**DATA EXTRACT**
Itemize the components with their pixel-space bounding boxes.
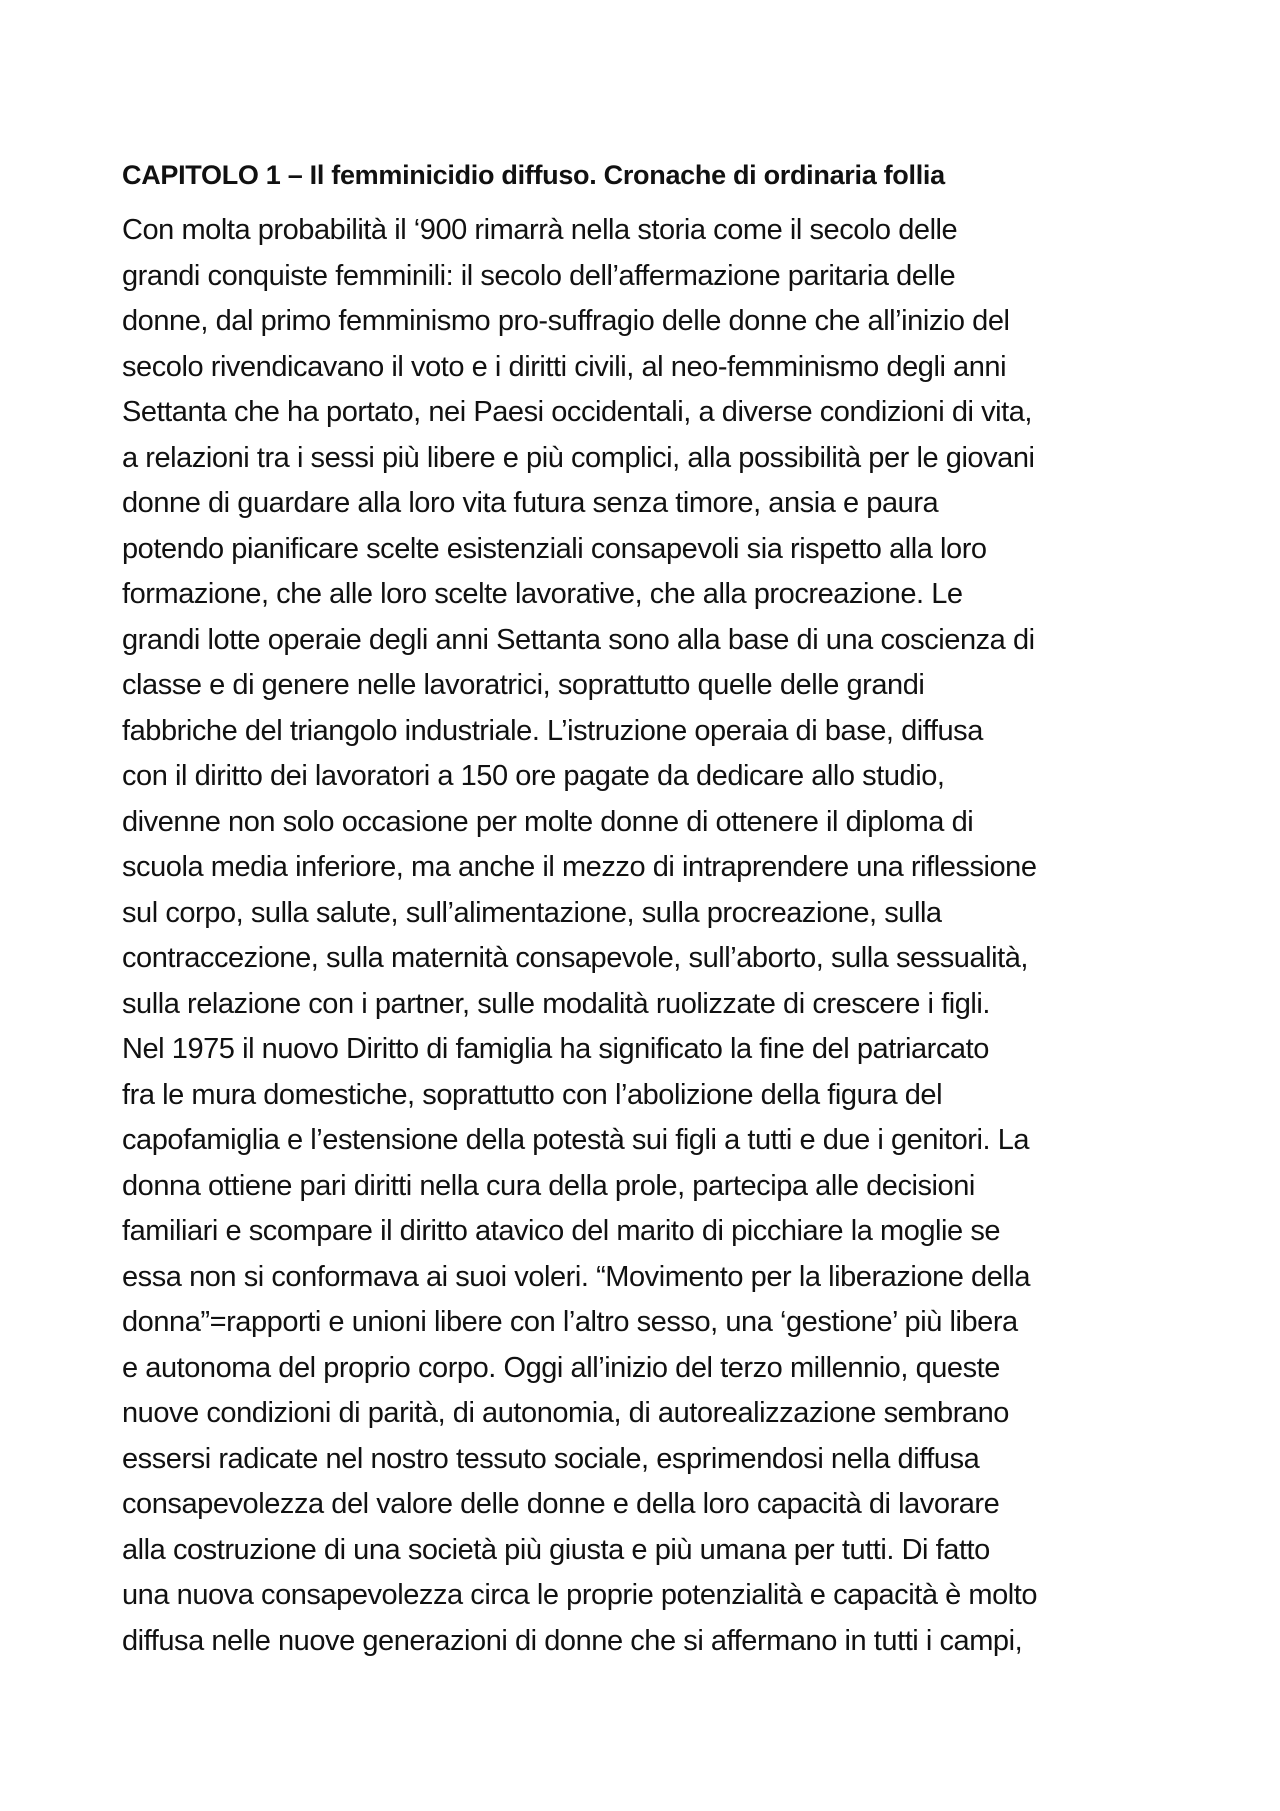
- text-line: classe e di genere nelle lavoratrici, soprattutto quelle delle grandi: [122, 669, 925, 701]
- text-line: contraccezione, sulla maternità consapevole, sull’aborto, sulla sessualità,: [122, 942, 1029, 974]
- text-line: grandi conquiste femminili: il secolo dell’affermazione paritaria delle: [122, 259, 956, 292]
- chapter-title: CAPITOLO 1 – Il femminicidio diffuso. Cronache di ordinaria follia: [122, 160, 945, 190]
- text-line: alla costruzione di una società più giusta e più umana per tutti. Di fatto: [122, 1533, 990, 1566]
- text-line: Nel 1975 il nuovo Diritto di famiglia ha significato la fine del patriarcato: [122, 1033, 989, 1065]
- text-line: Settanta che ha portato, nei Paesi occidentali, a diverse condizioni di vita,: [122, 396, 1033, 428]
- text-line: capofamiglia e l’estensione della potestà sui figli a tutti e due i genitori. La: [122, 1124, 1030, 1156]
- text-line: secolo rivendicavano il voto e i diritti civili, al neo-femminismo degli anni: [122, 350, 1007, 383]
- body-text: [122, 208, 1172, 1664]
- text-line: grandi lotte operaie degli anni Settanta sono alla base di una coscienza di: [122, 623, 1035, 656]
- text-line: essa non si conformava ai suoi voleri. “Movimento per la liberazione della: [122, 1260, 1031, 1293]
- text-line: familiari e scompare il diritto atavico del marito di picchiare la moglie se: [122, 1215, 1001, 1247]
- document-content: [122, 158, 1172, 1664]
- text-line: fra le mura domestiche, soprattutto con l’abolizione della figura del: [122, 1078, 943, 1111]
- text-line: a relazioni tra i sessi più libere e più complici, alla possibilità per le giovani: [122, 441, 1035, 474]
- text-line: donna”=rapporti e unioni libere con l’altro sesso, una ‘gestione’ più libera: [122, 1306, 1018, 1338]
- text-line: donne, dal primo femminismo pro-suffragio delle donne che all’inizio del: [122, 305, 1010, 337]
- text-line: donna ottiene pari diritti nella cura della prole, partecipa alle decisioni: [122, 1169, 975, 1202]
- text-line: fabbriche del triangolo industriale. L’istruzione operaia di base, diffusa: [122, 714, 983, 747]
- text-line: nuove condizioni di parità, di autonomia, di autorealizzazione sembrano: [122, 1397, 1009, 1429]
- text-line: essersi radicate nel nostro tessuto sociale, esprimendosi nella diffusa: [122, 1442, 980, 1475]
- text-line: Con molta probabilità il ‘900 rimarrà nella storia come il secolo delle: [122, 214, 958, 246]
- text-line: potendo pianificare scelte esistenziali consapevoli sia rispetto alla loro: [122, 532, 987, 565]
- text-line: divenne non solo occasione per molte donne di ottenere il diploma di: [122, 805, 974, 838]
- text-line: consapevolezza del valore delle donne e della loro capacità di lavorare: [122, 1488, 1000, 1520]
- text-line: formazione, che alle loro scelte lavorative, che alla procreazione. Le: [122, 578, 963, 610]
- text-line: e autonoma del proprio corpo. Oggi all’inizio del terzo millennio, queste: [122, 1351, 1000, 1384]
- text-line: una nuova consapevolezza circa le proprie potenzialità e capacità è molto: [122, 1579, 1038, 1611]
- text-line: sulla relazione con i partner, sulle modalità ruolizzate di crescere i figli.: [122, 987, 991, 1020]
- text-line: con il diritto dei lavoratori a 150 ore pagate da dedicare allo studio,: [122, 760, 945, 792]
- text-line: diffusa nelle nuove generazioni di donne che si affermano in tutti i campi,: [122, 1624, 1023, 1657]
- text-line: sul corpo, sulla salute, sull’alimentazione, sulla procreazione, sulla: [122, 896, 942, 929]
- text-line: scuola media inferiore, ma anche il mezzo di intraprendere una riflessione: [122, 851, 1037, 883]
- text-line: donne di guardare alla loro vita futura senza timore, ansia e paura: [122, 487, 939, 519]
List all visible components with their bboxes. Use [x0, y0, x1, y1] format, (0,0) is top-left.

**TASK INSTRUCTIONS**
Copy the listing above line by line with every character unchanged, and leave out the picture.

**ANSWER BELOW**
Itemize the components with their pixel-space bounding boxes.
- text-line: classe e di genere nelle lavoratrici, soprattutto quelle delle grandi: [122, 669, 925, 701]
- text-line: contraccezione, sulla maternità consapevole, sull’aborto, sulla sessualità,: [122, 942, 1029, 974]
- text-line: grandi conquiste femminili: il secolo dell’affermazione paritaria delle: [122, 259, 956, 292]
- chapter-title: CAPITOLO 1 – Il femminicidio diffuso. Cronache di ordinaria follia: [122, 160, 945, 190]
- text-line: alla costruzione di una società più giusta e più umana per tutti. Di fatto: [122, 1533, 990, 1566]
- text-line: Nel 1975 il nuovo Diritto di famiglia ha significato la fine del patriarcato: [122, 1033, 989, 1065]
- text-line: Settanta che ha portato, nei Paesi occidentali, a diverse condizioni di vita,: [122, 396, 1033, 428]
- text-line: capofamiglia e l’estensione della potestà sui figli a tutti e due i genitori. La: [122, 1124, 1030, 1156]
- text-line: secolo rivendicavano il voto e i diritti civili, al neo-femminismo degli anni: [122, 350, 1007, 383]
- body-text: [122, 208, 1172, 1664]
- text-line: grandi lotte operaie degli anni Settanta sono alla base di una coscienza di: [122, 623, 1035, 656]
- text-line: essa non si conformava ai suoi voleri. “Movimento per la liberazione della: [122, 1260, 1031, 1293]
- text-line: familiari e scompare il diritto atavico del marito di picchiare la moglie se: [122, 1215, 1001, 1247]
- document-content: [122, 158, 1172, 1664]
- text-line: fra le mura domestiche, soprattutto con l’abolizione della figura del: [122, 1078, 943, 1111]
- text-line: a relazioni tra i sessi più libere e più complici, alla possibilità per le giovani: [122, 441, 1035, 474]
- text-line: donna”=rapporti e unioni libere con l’altro sesso, una ‘gestione’ più libera: [122, 1306, 1018, 1338]
- text-line: donne, dal primo femminismo pro-suffragio delle donne che all’inizio del: [122, 305, 1010, 337]
- text-line: donna ottiene pari diritti nella cura della prole, partecipa alle decisioni: [122, 1169, 975, 1202]
- text-line: fabbriche del triangolo industriale. L’istruzione operaia di base, diffusa: [122, 714, 983, 747]
- text-line: nuove condizioni di parità, di autonomia, di autorealizzazione sembrano: [122, 1397, 1009, 1429]
- text-line: essersi radicate nel nostro tessuto sociale, esprimendosi nella diffusa: [122, 1442, 980, 1475]
- text-line: Con molta probabilità il ‘900 rimarrà nella storia come il secolo delle: [122, 214, 958, 246]
- text-line: potendo pianificare scelte esistenziali consapevoli sia rispetto alla loro: [122, 532, 987, 565]
- text-line: divenne non solo occasione per molte donne di ottenere il diploma di: [122, 805, 974, 838]
- text-line: consapevolezza del valore delle donne e della loro capacità di lavorare: [122, 1488, 1000, 1520]
- text-line: formazione, che alle loro scelte lavorative, che alla procreazione. Le: [122, 578, 963, 610]
- text-line: e autonoma del proprio corpo. Oggi all’inizio del terzo millennio, queste: [122, 1351, 1000, 1384]
- text-line: una nuova consapevolezza circa le proprie potenzialità e capacità è molto: [122, 1579, 1038, 1611]
- text-line: sulla relazione con i partner, sulle modalità ruolizzate di crescere i figli.: [122, 987, 991, 1020]
- text-line: con il diritto dei lavoratori a 150 ore pagate da dedicare allo studio,: [122, 760, 945, 792]
- text-line: diffusa nelle nuove generazioni di donne che si affermano in tutti i campi,: [122, 1624, 1023, 1657]
- text-line: sul corpo, sulla salute, sull’alimentazione, sulla procreazione, sulla: [122, 896, 942, 929]
- text-line: scuola media inferiore, ma anche il mezzo di intraprendere una riflessione: [122, 851, 1037, 883]
- text-line: donne di guardare alla loro vita futura senza timore, ansia e paura: [122, 487, 939, 519]
List all visible components with their bboxes. Use [x0, y0, x1, y1] format, (0,0) is top-left.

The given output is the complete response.